| Task |
Set down each entry exactly as given; pictures should not appear in the copy.

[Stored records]
▼▼▼
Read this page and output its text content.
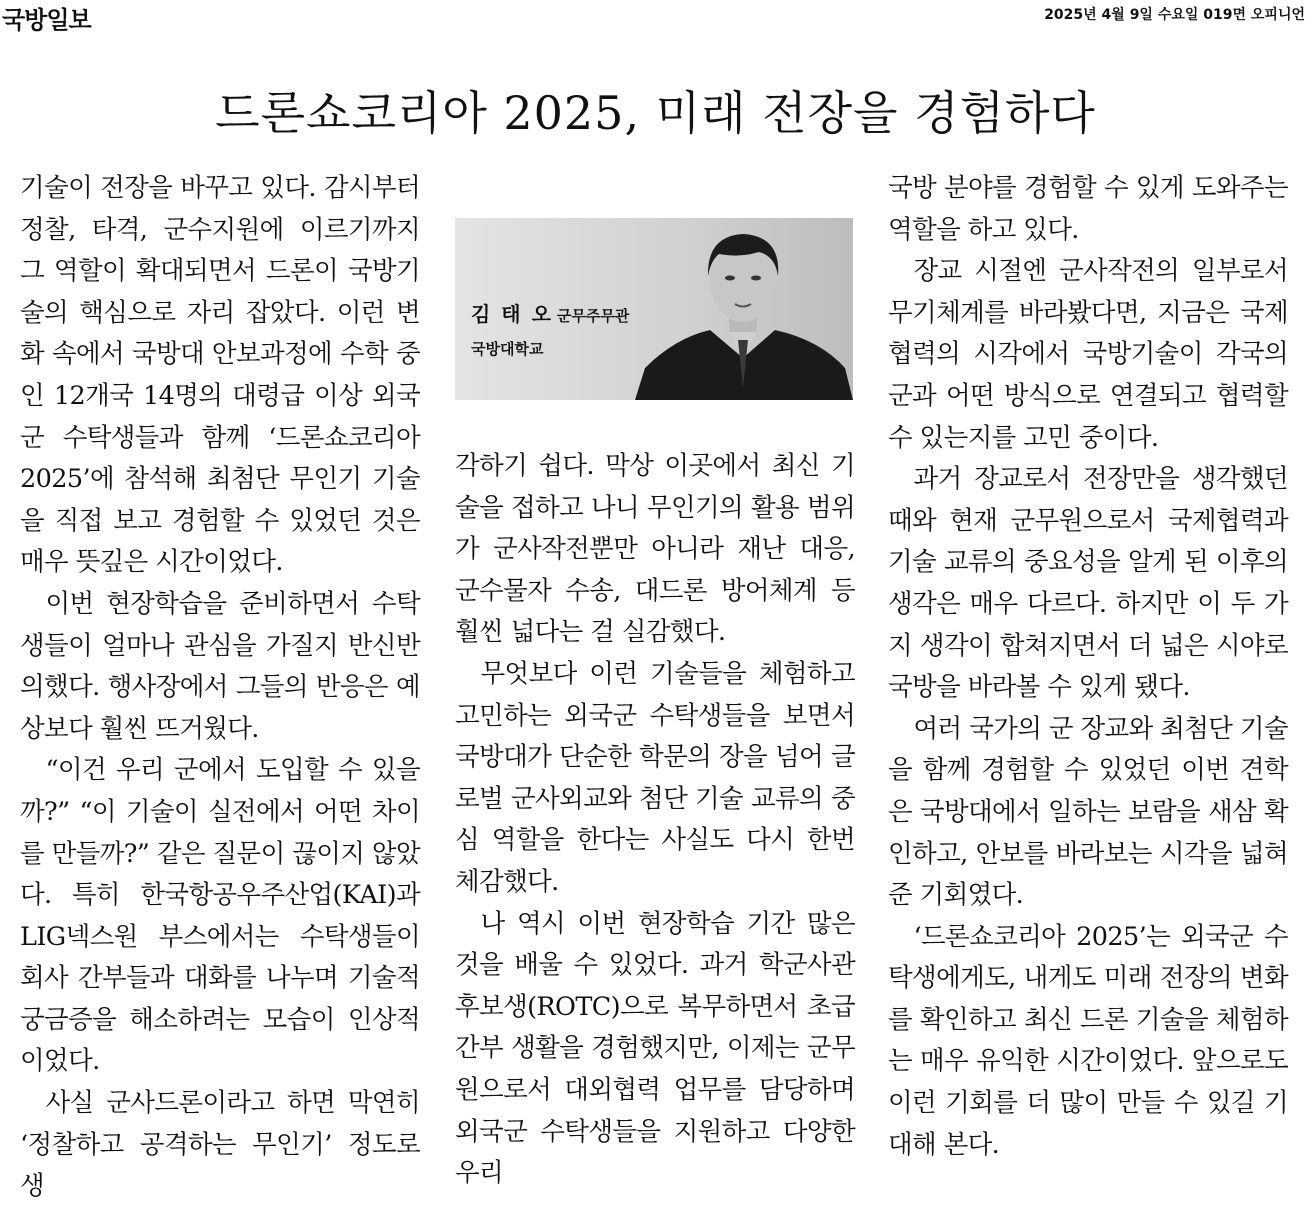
국방일보	2025년 4월 9일 수요일 019면 오피니언
드론쇼코리아 2025, 미래 전장을 경험하다
김 태 오 군무주무관
국방대학교

기술이 전장을 바꾸고 있다. 감시부터 정찰, 타격, 군수지원에 이르기까지 그 역할이 확대되면서 드론이 국방기술의 핵심으로 자리 잡았다. 이런 변화 속에서 국방대 안보과정에 수학 중인 12개국 14명의 대령급 이상 외국군 수탁생들과 함께 ‘드론쇼코리아 2025’에 참석해 최첨단 무인기 기술을 직접 보고 경험할 수 있었던 것은 매우 뜻깊은 시간이었다.

이번 현장학습을 준비하면서 수탁생들이 얼마나 관심을 가질지 반신반의했다. 행사장에서 그들의 반응은 예상보다 훨씬 뜨거웠다.

“이건 우리 군에서 도입할 수 있을까?” “이 기술이 실전에서 어떤 차이를 만들까?” 같은 질문이 끊이지 않았다. 특히 한국항공우주산업(KAI)과 LIG넥스원 부스에서는 수탁생들이 회사 간부들과 대화를 나누며 기술적 궁금증을 해소하려는 모습이 인상적이었다.

사실 군사드론이라고 하면 막연히 ‘정찰하고 공격하는 무인기’ 정도로 생

각하기 쉽다. 막상 이곳에서 최신 기술을 접하고 나니 무인기의 활용 범위가 군사작전뿐만 아니라 재난 대응, 군수물자 수송, 대드론 방어체계 등 훨씬 넓다는 걸 실감했다.

무엇보다 이런 기술들을 체험하고 고민하는 외국군 수탁생들을 보면서 국방대가 단순한 학문의 장을 넘어 글로벌 군사외교와 첨단 기술 교류의 중심 역할을 한다는 사실도 다시 한번 체감했다.

나 역시 이번 현장학습 기간 많은 것을 배울 수 있었다. 과거 학군사관후보생(ROTC)으로 복무하면서 초급간부 생활을 경험했지만, 이제는 군무원으로서 대외협력 업무를 담당하며 외국군 수탁생들을 지원하고 다양한 우리

국방 분야를 경험할 수 있게 도와주는 역할을 하고 있다.

장교 시절엔 군사작전의 일부로서 무기체계를 바라봤다면, 지금은 국제협력의 시각에서 국방기술이 각국의 군과 어떤 방식으로 연결되고 협력할 수 있는지를 고민 중이다.

과거 장교로서 전장만을 생각했던 때와 현재 군무원으로서 국제협력과 기술 교류의 중요성을 알게 된 이후의 생각은 매우 다르다. 하지만 이 두 가지 생각이 합쳐지면서 더 넓은 시야로 국방을 바라볼 수 있게 됐다.

여러 국가의 군 장교와 최첨단 기술을 함께 경험할 수 있었던 이번 견학은 국방대에서 일하는 보람을 새삼 확인하고, 안보를 바라보는 시각을 넓혀 준 기회였다.

‘드론쇼코리아 2025’는 외국군 수탁생에게도, 내게도 미래 전장의 변화를 확인하고 최신 드론 기술을 체험하는 매우 유익한 시간이었다. 앞으로도 이런 기회를 더 많이 만들 수 있길 기대해 본다.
▲▲▲
| Answer below |
Read this page and output its text content.
국방일보	2025년 4월 9일 수요일 019면 오피니언
드론쇼코리아 2025, 미래 전장을 경험하다
김 태 오 군무주무관
국방대학교

기술이 전장을 바꾸고 있다. 감시부터 정찰, 타격, 군수지원에 이르기까지 그 역할이 확대되면서 드론이 국방기술의 핵심으로 자리 잡았다. 이런 변화 속에서 국방대 안보과정에 수학 중인 12개국 14명의 대령급 이상 외국군 수탁생들과 함께 ‘드론쇼코리아 2025’에 참석해 최첨단 무인기 기술을 직접 보고 경험할 수 있었던 것은 매우 뜻깊은 시간이었다.

이번 현장학습을 준비하면서 수탁생들이 얼마나 관심을 가질지 반신반의했다. 행사장에서 그들의 반응은 예상보다 훨씬 뜨거웠다.

“이건 우리 군에서 도입할 수 있을까?” “이 기술이 실전에서 어떤 차이를 만들까?” 같은 질문이 끊이지 않았다. 특히 한국항공우주산업(KAI)과 LIG넥스원 부스에서는 수탁생들이 회사 간부들과 대화를 나누며 기술적 궁금증을 해소하려는 모습이 인상적이었다.

사실 군사드론이라고 하면 막연히 ‘정찰하고 공격하는 무인기’ 정도로 생

각하기 쉽다. 막상 이곳에서 최신 기술을 접하고 나니 무인기의 활용 범위가 군사작전뿐만 아니라 재난 대응, 군수물자 수송, 대드론 방어체계 등 훨씬 넓다는 걸 실감했다.

무엇보다 이런 기술들을 체험하고 고민하는 외국군 수탁생들을 보면서 국방대가 단순한 학문의 장을 넘어 글로벌 군사외교와 첨단 기술 교류의 중심 역할을 한다는 사실도 다시 한번 체감했다.

나 역시 이번 현장학습 기간 많은 것을 배울 수 있었다. 과거 학군사관후보생(ROTC)으로 복무하면서 초급간부 생활을 경험했지만, 이제는 군무원으로서 대외협력 업무를 담당하며 외국군 수탁생들을 지원하고 다양한 우리

국방 분야를 경험할 수 있게 도와주는 역할을 하고 있다.

장교 시절엔 군사작전의 일부로서 무기체계를 바라봤다면, 지금은 국제협력의 시각에서 국방기술이 각국의 군과 어떤 방식으로 연결되고 협력할 수 있는지를 고민 중이다.

과거 장교로서 전장만을 생각했던 때와 현재 군무원으로서 국제협력과 기술 교류의 중요성을 알게 된 이후의 생각은 매우 다르다. 하지만 이 두 가지 생각이 합쳐지면서 더 넓은 시야로 국방을 바라볼 수 있게 됐다.

여러 국가의 군 장교와 최첨단 기술을 함께 경험할 수 있었던 이번 견학은 국방대에서 일하는 보람을 새삼 확인하고, 안보를 바라보는 시각을 넓혀 준 기회였다.

‘드론쇼코리아 2025’는 외국군 수탁생에게도, 내게도 미래 전장의 변화를 확인하고 최신 드론 기술을 체험하는 매우 유익한 시간이었다. 앞으로도 이런 기회를 더 많이 만들 수 있길 기대해 본다.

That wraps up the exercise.